## REQUIREMENTS
Reproduce the data below in full and exclude every picture.

## RAW DATA
— BEGIN —

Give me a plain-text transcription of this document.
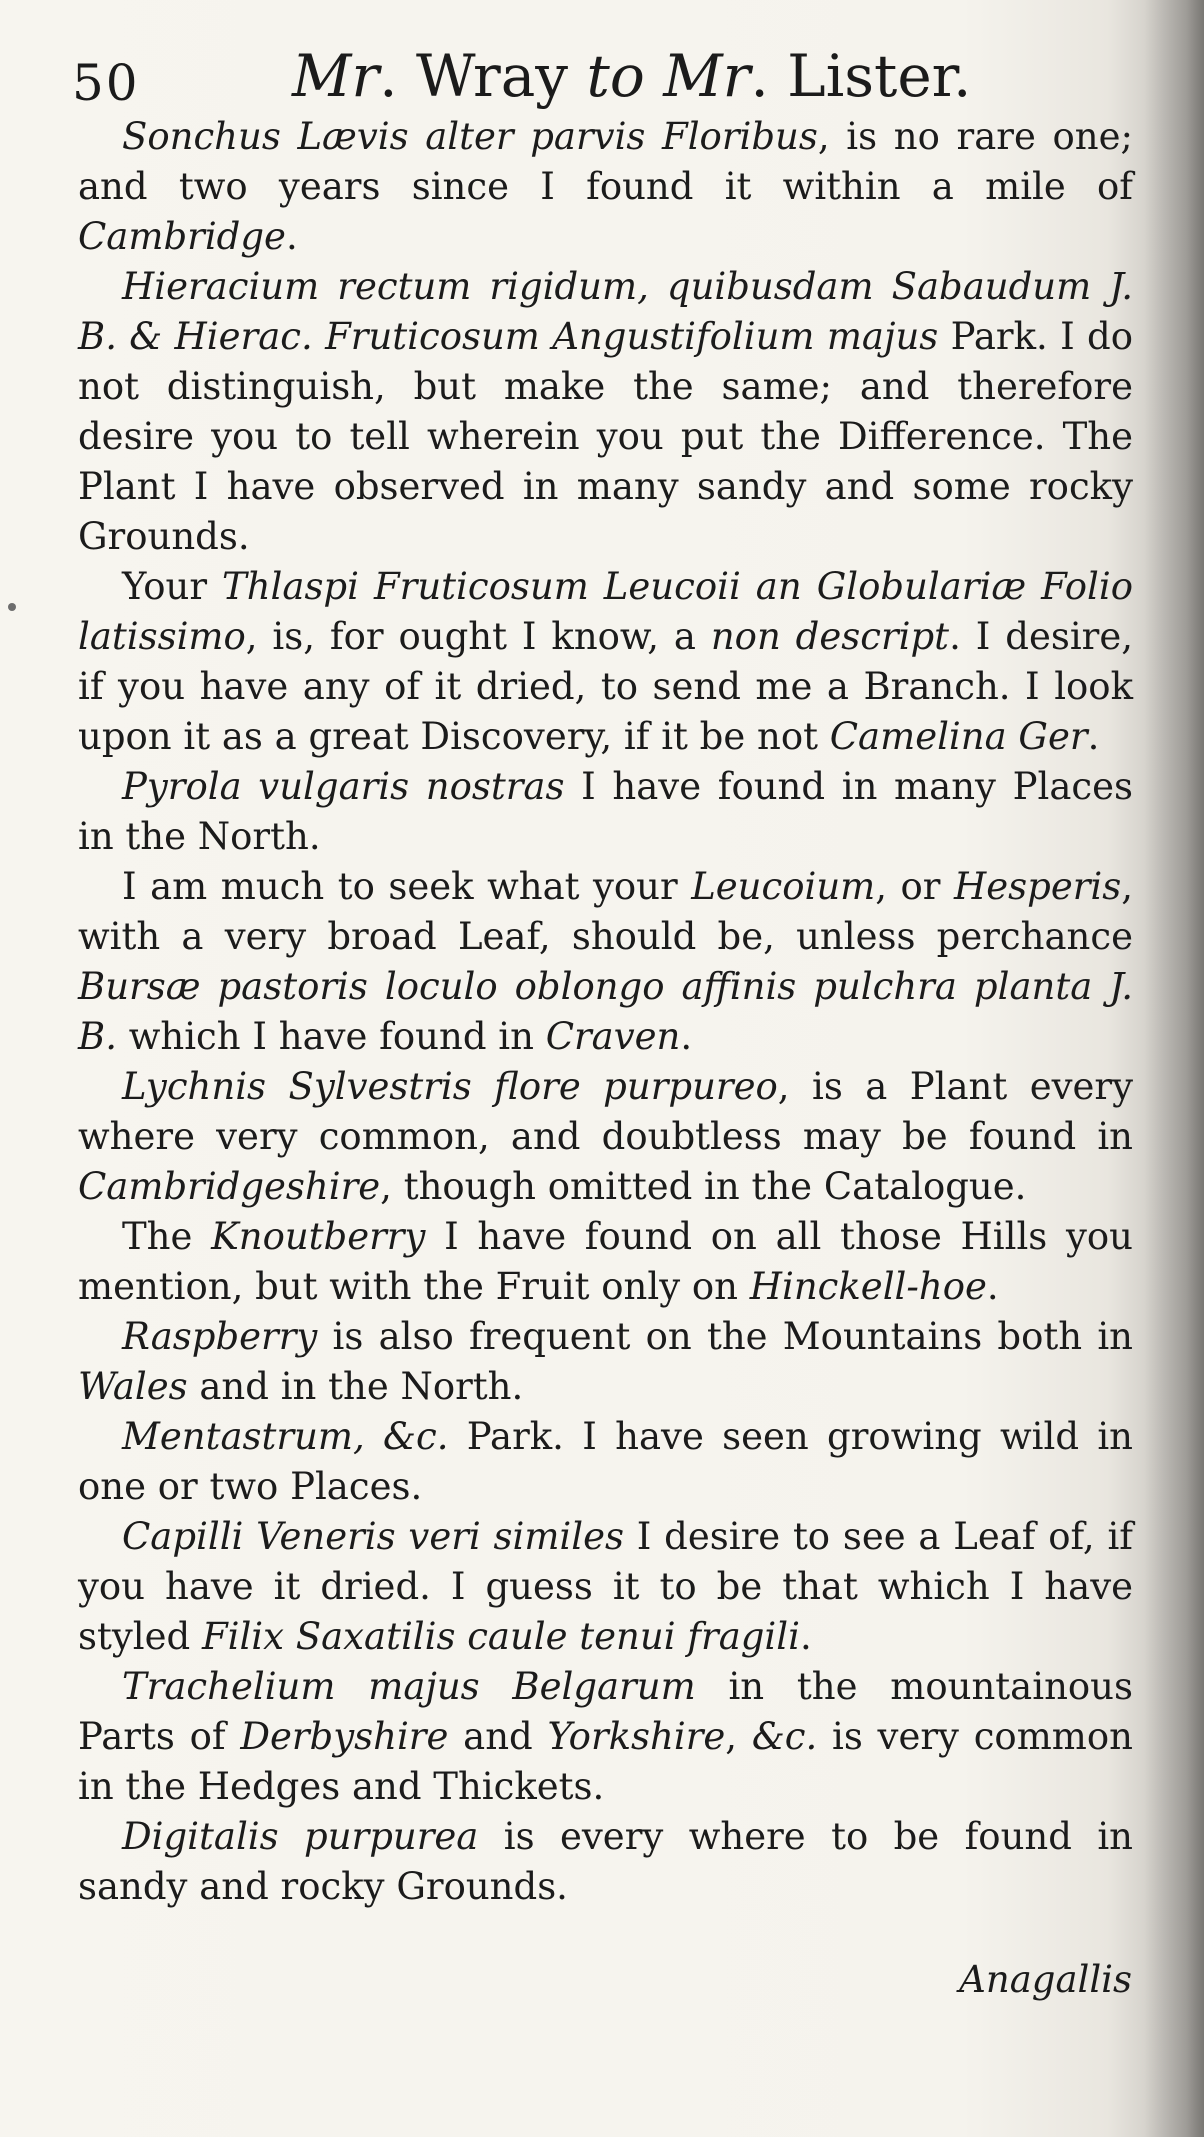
50	Mr. Wray to Mr. Lister.

Sonchus Lævis alter parvis Floribus, is no rare one; and two years since I found it within a mile of Cambridge.

Hieracium rectum rigidum, quibusdam Sabaudum J. B. & Hierac. Fruticosum Angustifolium majus Park. I do not distinguish, but make the same; and therefore desire you to tell wherein you put the Difference. The Plant I have observed in many sandy and some rocky Grounds.

Your Thlaspi Fruticosum Leucoii an Globulariæ Folio latissimo, is, for ought I know, a non descript. I desire, if you have any of it dried, to send me a Branch. I look upon it as a great Discovery, if it be not Camelina Ger.

Pyrola vulgaris nostras I have found in many Places in the North.

I am much to seek what your Leucoium, or Hesperis, with a very broad Leaf, should be, unless perchance Bursæ pastoris loculo oblongo affinis pulchra planta J. B. which I have found in Craven.

Lychnis Sylvestris flore purpureo, is a Plant every where very common, and doubtless may be found in Cambridgeshire, though omitted in the Catalogue.

The Knoutberry I have found on all those Hills you mention, but with the Fruit only on Hinckell-hoe.

Raspberry is also frequent on the Mountains both in Wales and in the North.

Mentastrum, &c. Park. I have seen growing wild in one or two Places.

Capilli Veneris veri similes I desire to see a Leaf of, if you have it dried. I guess it to be that which I have styled Filix Saxatilis caule tenui fragili.

Trachelium majus Belgarum in the mountainous Parts of Derbyshire and Yorkshire, &c. is very common in the Hedges and Thickets.

Digitalis purpurea is every where to be found in sandy and rocky Grounds.

Anagallis
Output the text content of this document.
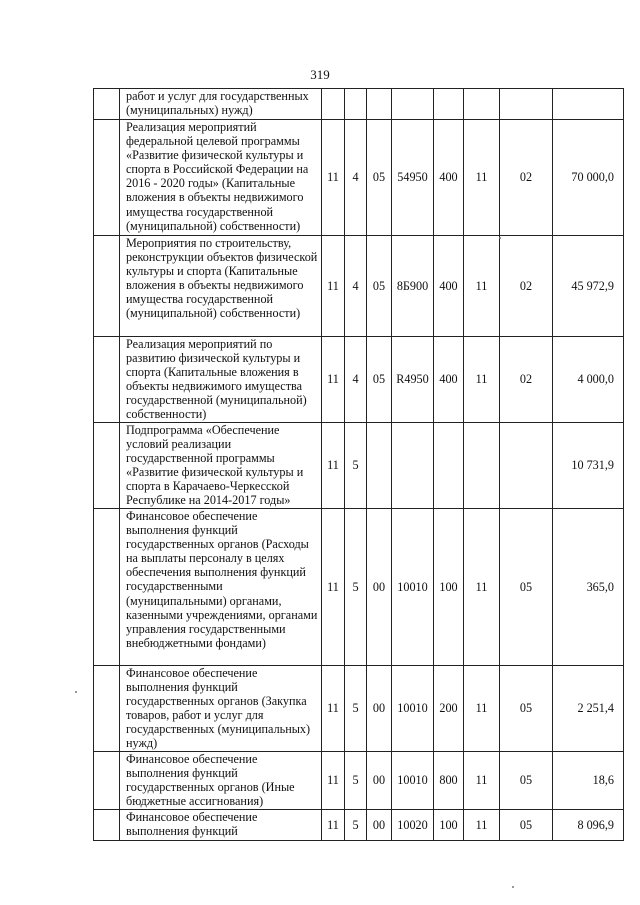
319
	работ и услуг для государственных (муниципальных) нужд)								
	Реализация мероприятий федеральной целевой программы «Развитие физической культуры и спорта в Российской Федерации на 2016 - 2020 годы» (Капитальные вложения в объекты недвижимого имущества государственной (муниципальной) собственности)	11	4	05	54950	400	11	02	70 000,0
	Мероприятия по строительству, реконструкции объектов физической культуры и спорта (Капитальные вложения в объекты недвижимого имущества государственной (муниципальной) собственности)	11	4	05	8Б900	400	11	02	45 972,9
	Реализация мероприятий по развитию физической культуры и спорта (Капитальные вложения в объекты недвижимого имущества государственной (муниципальной) собственности)	11	4	05	R4950	400	11	02	4 000,0
	Подпрограмма «Обеспечение условий реализации государственной программы «Развитие физической культуры и спорта в Карачаево-Черкесской Республике на 2014-2017 годы»	11	5						10 731,9
	Финансовое обеспечение выполнения функций государственных органов (Расходы на выплаты персоналу в целях обеспечения выполнения функций государственными (муниципальными) органами, казенными учреждениями, органами управления государственными внебюджетными фондами)	11	5	00	10010	100	11	05	365,0
	Финансовое обеспечение выполнения функций государственных органов (Закупка товаров, работ и услуг для государственных (муниципальных) нужд)	11	5	00	10010	200	11	05	2 251,4
	Финансовое обеспечение выполнения функций государственных органов (Иные бюджетные ассигнования)	11	5	00	10010	800	11	05	18,6
	Финансовое обеспечение выполнения функций	11	5	00	10020	100	11	05	8 096,9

— END —

## WRITTEN REPLY
Give me a plain-text transcription of this document.
50	Mr. Wray to Mr. Lister.

Sonchus Lævis alter parvis Floribus, is no rare one; and two years since I found it within a mile of Cambridge.

Hieracium rectum rigidum, quibusdam Sabaudum J. B. & Hierac. Fruticosum Angustifolium majus Park. I do not distinguish, but make the same; and therefore desire you to tell wherein you put the Difference. The Plant I have observed in many sandy and some rocky Grounds.

Your Thlaspi Fruticosum Leucoii an Globulariæ Folio latissimo, is, for ought I know, a non descript. I desire, if you have any of it dried, to send me a Branch. I look upon it as a great Discovery, if it be not Camelina Ger.

Pyrola vulgaris nostras I have found in many Places in the North.

I am much to seek what your Leucoium, or Hesperis, with a very broad Leaf, should be, unless perchance Bursæ pastoris loculo oblongo affinis pulchra planta J. B. which I have found in Craven.

Lychnis Sylvestris flore purpureo, is a Plant every where very common, and doubtless may be found in Cambridgeshire, though omitted in the Catalogue.

The Knoutberry I have found on all those Hills you mention, but with the Fruit only on Hinckell-hoe.

Raspberry is also frequent on the Mountains both in Wales and in the North.

Mentastrum, &c. Park. I have seen growing wild in one or two Places.

Capilli Veneris veri similes I desire to see a Leaf of, if you have it dried. I guess it to be that which I have styled Filix Saxatilis caule tenui fragili.

Trachelium majus Belgarum in the mountainous Parts of Derbyshire and Yorkshire, &c. is very common in the Hedges and Thickets.

Digitalis purpurea is every where to be found in sandy and rocky Grounds.

Anagallis
Output the text content of this document.
319
	работ и услуг для государственных (муниципальных) нужд)								
	Реализация мероприятий федеральной целевой программы «Развитие физической культуры и спорта в Российской Федерации на 2016 - 2020 годы» (Капитальные вложения в объекты недвижимого имущества государственной (муниципальной) собственности)	11	4	05	54950	400	11	02	70 000,0
	Мероприятия по строительству, реконструкции объектов физической культуры и спорта (Капитальные вложения в объекты недвижимого имущества государственной (муниципальной) собственности)	11	4	05	8Б900	400	11	02	45 972,9
	Реализация мероприятий по развитию физической культуры и спорта (Капитальные вложения в объекты недвижимого имущества государственной (муниципальной) собственности)	11	4	05	R4950	400	11	02	4 000,0
	Подпрограмма «Обеспечение условий реализации государственной программы «Развитие физической культуры и спорта в Карачаево-Черкесской Республике на 2014-2017 годы»	11	5						10 731,9
	Финансовое обеспечение выполнения функций государственных органов (Расходы на выплаты персоналу в целях обеспечения выполнения функций государственными (муниципальными) органами, казенными учреждениями, органами управления государственными внебюджетными фондами)	11	5	00	10010	100	11	05	365,0
	Финансовое обеспечение выполнения функций государственных органов (Закупка товаров, работ и услуг для государственных (муниципальных) нужд)	11	5	00	10010	200	11	05	2 251,4
	Финансовое обеспечение выполнения функций государственных органов (Иные бюджетные ассигнования)	11	5	00	10010	800	11	05	18,6
	Финансовое обеспечение выполнения функций	11	5	00	10020	100	11	05	8 096,9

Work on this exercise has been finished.